• What to do
Here are some records; copy every line that holds the word "date".

# # # #

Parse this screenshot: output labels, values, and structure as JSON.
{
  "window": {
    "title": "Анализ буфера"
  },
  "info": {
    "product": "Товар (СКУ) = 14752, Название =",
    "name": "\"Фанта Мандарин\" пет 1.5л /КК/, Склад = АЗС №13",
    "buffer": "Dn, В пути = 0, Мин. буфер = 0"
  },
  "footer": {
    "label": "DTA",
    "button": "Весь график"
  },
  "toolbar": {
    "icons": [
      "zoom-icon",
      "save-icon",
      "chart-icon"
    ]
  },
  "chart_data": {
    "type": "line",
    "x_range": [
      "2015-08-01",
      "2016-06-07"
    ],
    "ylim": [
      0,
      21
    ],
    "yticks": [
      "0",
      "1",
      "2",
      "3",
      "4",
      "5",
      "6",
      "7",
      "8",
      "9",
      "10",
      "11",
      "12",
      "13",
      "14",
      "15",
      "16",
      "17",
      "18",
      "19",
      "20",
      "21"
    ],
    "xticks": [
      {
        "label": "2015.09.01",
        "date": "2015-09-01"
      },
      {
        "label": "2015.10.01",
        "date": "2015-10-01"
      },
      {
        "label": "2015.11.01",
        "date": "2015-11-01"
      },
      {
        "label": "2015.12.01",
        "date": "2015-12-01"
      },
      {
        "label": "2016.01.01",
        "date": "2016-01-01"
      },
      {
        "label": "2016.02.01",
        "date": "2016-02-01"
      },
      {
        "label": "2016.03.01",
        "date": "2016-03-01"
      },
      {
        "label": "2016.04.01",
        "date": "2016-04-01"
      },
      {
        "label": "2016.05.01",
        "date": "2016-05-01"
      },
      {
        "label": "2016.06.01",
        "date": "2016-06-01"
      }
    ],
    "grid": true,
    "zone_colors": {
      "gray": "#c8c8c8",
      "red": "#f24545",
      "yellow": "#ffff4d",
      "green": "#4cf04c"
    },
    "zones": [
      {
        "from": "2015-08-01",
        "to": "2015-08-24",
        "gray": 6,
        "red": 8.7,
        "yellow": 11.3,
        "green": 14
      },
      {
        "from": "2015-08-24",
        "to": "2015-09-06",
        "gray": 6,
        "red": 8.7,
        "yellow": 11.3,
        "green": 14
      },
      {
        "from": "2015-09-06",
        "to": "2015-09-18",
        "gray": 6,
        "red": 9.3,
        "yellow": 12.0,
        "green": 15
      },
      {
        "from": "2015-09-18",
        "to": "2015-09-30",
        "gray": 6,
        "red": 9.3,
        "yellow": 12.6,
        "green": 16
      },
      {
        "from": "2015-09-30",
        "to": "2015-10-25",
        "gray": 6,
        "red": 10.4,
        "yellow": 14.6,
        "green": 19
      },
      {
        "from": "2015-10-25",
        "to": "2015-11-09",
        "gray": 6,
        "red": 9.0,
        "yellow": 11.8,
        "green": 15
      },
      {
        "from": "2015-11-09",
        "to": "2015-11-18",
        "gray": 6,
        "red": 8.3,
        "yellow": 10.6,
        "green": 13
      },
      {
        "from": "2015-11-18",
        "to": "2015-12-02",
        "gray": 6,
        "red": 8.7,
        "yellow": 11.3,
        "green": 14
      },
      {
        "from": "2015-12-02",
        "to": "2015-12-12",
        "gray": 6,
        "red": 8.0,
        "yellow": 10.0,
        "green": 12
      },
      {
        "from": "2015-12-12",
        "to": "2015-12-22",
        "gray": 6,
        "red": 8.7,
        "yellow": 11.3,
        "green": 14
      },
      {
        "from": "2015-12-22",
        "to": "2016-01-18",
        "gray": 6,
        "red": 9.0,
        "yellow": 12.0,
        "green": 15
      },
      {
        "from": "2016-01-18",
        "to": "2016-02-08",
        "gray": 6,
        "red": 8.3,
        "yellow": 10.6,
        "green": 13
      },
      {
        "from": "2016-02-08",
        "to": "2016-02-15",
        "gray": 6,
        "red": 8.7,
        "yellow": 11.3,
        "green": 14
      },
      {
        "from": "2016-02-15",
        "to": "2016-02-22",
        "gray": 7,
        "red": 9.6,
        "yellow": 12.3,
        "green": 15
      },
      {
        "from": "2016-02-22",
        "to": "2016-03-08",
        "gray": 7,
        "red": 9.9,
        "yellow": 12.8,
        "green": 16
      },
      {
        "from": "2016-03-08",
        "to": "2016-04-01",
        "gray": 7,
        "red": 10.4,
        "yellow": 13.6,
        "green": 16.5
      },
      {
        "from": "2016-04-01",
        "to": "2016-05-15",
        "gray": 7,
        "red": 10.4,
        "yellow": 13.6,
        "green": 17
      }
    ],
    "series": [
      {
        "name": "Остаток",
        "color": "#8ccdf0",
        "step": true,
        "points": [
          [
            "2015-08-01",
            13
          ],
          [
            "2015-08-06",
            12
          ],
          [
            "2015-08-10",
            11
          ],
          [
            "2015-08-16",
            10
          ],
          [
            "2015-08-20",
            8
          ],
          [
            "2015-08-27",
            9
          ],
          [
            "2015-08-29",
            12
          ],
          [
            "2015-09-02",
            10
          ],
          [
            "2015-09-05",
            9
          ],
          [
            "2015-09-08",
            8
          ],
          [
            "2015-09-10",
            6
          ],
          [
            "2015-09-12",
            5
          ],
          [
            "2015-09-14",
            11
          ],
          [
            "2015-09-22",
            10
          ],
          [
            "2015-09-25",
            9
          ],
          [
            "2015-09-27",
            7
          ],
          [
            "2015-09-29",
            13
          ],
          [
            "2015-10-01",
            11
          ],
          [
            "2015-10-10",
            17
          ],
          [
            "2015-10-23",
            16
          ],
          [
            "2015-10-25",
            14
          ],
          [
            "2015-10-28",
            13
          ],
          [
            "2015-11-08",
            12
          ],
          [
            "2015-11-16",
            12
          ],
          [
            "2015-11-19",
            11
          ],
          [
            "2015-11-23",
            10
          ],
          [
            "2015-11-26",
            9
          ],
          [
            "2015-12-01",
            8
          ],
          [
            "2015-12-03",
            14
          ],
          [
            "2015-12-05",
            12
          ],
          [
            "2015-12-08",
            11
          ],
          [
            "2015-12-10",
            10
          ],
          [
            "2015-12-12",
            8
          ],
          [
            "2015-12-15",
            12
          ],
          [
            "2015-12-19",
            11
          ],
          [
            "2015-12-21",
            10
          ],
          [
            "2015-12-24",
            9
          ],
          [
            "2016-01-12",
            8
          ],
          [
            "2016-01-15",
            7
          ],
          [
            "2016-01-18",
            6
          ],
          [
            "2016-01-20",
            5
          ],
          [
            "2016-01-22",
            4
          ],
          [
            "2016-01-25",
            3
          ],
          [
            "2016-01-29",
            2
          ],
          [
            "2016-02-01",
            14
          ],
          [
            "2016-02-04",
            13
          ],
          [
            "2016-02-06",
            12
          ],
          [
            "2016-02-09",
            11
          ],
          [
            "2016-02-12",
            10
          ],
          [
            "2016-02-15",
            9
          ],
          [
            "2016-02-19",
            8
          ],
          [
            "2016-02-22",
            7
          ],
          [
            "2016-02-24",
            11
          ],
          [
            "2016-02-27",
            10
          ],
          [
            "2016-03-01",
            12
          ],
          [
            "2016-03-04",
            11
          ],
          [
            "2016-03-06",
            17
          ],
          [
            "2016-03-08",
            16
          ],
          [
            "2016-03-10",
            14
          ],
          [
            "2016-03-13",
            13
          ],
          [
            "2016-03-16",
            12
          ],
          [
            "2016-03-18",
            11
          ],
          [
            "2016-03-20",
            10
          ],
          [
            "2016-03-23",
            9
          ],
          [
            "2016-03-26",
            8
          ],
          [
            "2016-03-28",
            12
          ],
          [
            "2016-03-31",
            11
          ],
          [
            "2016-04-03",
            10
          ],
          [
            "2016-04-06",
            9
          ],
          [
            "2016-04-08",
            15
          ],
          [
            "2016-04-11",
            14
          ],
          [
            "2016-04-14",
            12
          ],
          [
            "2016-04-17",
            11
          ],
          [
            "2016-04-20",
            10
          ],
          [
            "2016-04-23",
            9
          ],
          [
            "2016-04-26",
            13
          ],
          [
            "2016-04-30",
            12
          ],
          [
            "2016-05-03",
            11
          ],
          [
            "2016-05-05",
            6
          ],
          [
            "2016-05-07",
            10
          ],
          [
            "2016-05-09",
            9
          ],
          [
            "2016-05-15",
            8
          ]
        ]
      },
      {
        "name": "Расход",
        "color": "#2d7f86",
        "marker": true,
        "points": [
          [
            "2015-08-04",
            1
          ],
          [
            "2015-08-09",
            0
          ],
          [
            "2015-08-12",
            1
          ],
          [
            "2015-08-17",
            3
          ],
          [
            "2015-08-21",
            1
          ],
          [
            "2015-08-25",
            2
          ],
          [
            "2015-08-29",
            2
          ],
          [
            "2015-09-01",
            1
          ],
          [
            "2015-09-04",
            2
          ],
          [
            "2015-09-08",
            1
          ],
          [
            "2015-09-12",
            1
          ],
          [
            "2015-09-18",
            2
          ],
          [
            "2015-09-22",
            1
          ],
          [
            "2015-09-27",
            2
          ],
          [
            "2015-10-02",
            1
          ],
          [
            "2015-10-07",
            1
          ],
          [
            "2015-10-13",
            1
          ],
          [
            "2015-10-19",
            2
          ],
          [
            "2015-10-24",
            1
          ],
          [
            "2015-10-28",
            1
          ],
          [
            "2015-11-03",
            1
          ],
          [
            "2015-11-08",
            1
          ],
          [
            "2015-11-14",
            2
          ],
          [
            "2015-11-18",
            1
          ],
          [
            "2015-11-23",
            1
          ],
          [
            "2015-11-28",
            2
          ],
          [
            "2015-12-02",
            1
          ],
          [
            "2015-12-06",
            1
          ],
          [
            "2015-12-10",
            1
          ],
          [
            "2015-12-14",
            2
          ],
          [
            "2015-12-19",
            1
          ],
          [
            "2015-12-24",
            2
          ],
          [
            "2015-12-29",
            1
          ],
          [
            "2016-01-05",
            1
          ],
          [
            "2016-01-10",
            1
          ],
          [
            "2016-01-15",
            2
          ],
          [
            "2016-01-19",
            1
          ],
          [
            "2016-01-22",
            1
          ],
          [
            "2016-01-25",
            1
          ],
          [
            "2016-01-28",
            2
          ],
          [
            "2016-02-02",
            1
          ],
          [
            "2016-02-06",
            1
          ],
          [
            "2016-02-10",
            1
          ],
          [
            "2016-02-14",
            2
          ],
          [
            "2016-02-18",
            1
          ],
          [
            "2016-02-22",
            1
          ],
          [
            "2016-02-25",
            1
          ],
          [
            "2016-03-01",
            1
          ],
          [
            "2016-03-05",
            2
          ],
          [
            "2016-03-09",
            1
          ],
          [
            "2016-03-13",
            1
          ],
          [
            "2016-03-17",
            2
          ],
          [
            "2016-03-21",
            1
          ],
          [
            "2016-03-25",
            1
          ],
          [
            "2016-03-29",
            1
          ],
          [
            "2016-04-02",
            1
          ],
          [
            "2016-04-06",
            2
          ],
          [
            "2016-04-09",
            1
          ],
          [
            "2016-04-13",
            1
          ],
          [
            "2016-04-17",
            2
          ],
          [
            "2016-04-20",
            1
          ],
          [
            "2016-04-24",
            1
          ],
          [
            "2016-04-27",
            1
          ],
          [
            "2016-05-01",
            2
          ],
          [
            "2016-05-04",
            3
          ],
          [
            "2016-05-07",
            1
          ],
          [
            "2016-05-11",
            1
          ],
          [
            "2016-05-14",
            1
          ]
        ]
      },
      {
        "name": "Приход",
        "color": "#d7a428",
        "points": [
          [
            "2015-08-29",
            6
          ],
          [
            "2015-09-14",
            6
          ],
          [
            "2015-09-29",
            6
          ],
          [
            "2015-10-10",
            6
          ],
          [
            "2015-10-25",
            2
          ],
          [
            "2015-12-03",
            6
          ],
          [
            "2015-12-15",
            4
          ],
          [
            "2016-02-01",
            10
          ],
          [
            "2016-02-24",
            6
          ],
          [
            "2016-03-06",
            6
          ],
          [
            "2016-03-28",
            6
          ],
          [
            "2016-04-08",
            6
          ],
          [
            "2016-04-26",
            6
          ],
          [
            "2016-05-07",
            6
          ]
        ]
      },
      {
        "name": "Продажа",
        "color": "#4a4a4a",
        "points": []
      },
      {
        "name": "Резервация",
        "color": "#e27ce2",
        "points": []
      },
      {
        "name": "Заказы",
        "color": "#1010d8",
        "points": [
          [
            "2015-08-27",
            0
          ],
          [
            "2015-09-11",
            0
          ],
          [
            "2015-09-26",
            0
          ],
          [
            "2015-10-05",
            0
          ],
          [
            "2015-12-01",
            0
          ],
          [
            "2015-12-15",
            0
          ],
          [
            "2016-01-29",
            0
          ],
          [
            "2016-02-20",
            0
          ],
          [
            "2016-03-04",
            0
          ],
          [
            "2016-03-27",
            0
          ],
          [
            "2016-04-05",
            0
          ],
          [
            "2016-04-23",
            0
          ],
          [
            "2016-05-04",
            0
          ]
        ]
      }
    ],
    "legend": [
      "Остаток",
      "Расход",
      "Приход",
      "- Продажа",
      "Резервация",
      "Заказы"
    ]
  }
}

# # # #

• Correct response
        "date": "2015-09-01"
        "date": "2015-10-01"
        "date": "2015-11-01"
        "date": "2015-12-01"
        "date": "2016-01-01"
        "date": "2016-02-01"
        "date": "2016-03-01"
        "date": "2016-04-01"
        "date": "2016-05-01"
        "date": "2016-06-01"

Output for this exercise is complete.